== Required work ==
Output every entry exactly, from the first line to the last.
##### Stored data
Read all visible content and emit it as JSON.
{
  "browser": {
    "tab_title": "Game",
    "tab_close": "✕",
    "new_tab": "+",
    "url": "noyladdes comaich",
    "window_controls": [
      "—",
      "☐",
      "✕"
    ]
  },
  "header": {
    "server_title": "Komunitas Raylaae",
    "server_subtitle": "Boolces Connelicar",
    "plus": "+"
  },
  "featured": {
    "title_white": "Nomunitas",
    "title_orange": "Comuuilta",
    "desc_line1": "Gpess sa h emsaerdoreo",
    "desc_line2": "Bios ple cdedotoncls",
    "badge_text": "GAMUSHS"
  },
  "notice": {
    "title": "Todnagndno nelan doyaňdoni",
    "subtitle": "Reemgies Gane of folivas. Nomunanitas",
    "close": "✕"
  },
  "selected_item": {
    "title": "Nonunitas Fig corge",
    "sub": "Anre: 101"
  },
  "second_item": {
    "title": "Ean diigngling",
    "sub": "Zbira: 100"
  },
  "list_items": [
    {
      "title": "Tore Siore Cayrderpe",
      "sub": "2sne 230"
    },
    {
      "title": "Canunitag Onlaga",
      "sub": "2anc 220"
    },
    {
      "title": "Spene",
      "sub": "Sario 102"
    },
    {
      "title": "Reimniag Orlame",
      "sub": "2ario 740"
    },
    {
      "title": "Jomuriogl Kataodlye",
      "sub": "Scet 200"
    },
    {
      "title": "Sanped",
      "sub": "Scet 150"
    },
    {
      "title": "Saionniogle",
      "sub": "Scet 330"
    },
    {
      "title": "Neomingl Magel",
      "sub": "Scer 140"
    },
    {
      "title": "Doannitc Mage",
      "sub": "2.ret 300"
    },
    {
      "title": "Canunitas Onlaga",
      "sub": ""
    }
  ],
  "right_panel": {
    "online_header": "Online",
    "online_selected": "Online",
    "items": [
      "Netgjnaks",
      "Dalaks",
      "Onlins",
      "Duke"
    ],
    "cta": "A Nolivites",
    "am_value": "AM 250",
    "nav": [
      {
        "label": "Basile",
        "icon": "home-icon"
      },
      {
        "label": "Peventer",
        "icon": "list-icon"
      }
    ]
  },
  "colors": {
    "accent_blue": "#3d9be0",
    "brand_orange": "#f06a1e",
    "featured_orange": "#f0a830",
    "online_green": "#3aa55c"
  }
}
##########
== Full response ==
Read all visible content and emit it as JSON.
{
  "browser": {
    "tab_title": "Game",
    "tab_close": "✕",
    "new_tab": "+",
    "url": "noyladdes comaich",
    "window_controls": [
      "—",
      "☐",
      "✕"
    ]
  },
  "header": {
    "server_title": "Komunitas Raylaae",
    "server_subtitle": "Boolces Connelicar",
    "plus": "+"
  },
  "featured": {
    "title_white": "Nomunitas",
    "title_orange": "Comuuilta",
    "desc_line1": "Gpess sa h emsaerdoreo",
    "desc_line2": "Bios ple cdedotoncls",
    "badge_text": "GAMUSHS"
  },
  "notice": {
    "title": "Todnagndno nelan doyaňdoni",
    "subtitle": "Reemgies Gane of folivas. Nomunanitas",
    "close": "✕"
  },
  "selected_item": {
    "title": "Nonunitas Fig corge",
    "sub": "Anre: 101"
  },
  "second_item": {
    "title": "Ean diigngling",
    "sub": "Zbira: 100"
  },
  "list_items": [
    {
      "title": "Tore Siore Cayrderpe",
      "sub": "2sne 230"
    },
    {
      "title": "Canunitag Onlaga",
      "sub": "2anc 220"
    },
    {
      "title": "Spene",
      "sub": "Sario 102"
    },
    {
      "title": "Reimniag Orlame",
      "sub": "2ario 740"
    },
    {
      "title": "Jomuriogl Kataodlye",
      "sub": "Scet 200"
    },
    {
      "title": "Sanped",
      "sub": "Scet 150"
    },
    {
      "title": "Saionniogle",
      "sub": "Scet 330"
    },
    {
      "title": "Neomingl Magel",
      "sub": "Scer 140"
    },
    {
      "title": "Doannitc Mage",
      "sub": "2.ret 300"
    },
    {
      "title": "Canunitas Onlaga",
      "sub": ""
    }
  ],
  "right_panel": {
    "online_header": "Online",
    "online_selected": "Online",
    "items": [
      "Netgjnaks",
      "Dalaks",
      "Onlins",
      "Duke"
    ],
    "cta": "A Nolivites",
    "am_value": "AM 250",
    "nav": [
      {
        "label": "Basile",
        "icon": "home-icon"
      },
      {
        "label": "Peventer",
        "icon": "list-icon"
      }
    ]
  },
  "colors": {
    "accent_blue": "#3d9be0",
    "brand_orange": "#f06a1e",
    "featured_orange": "#f0a830",
    "online_green": "#3aa55c"
  }
}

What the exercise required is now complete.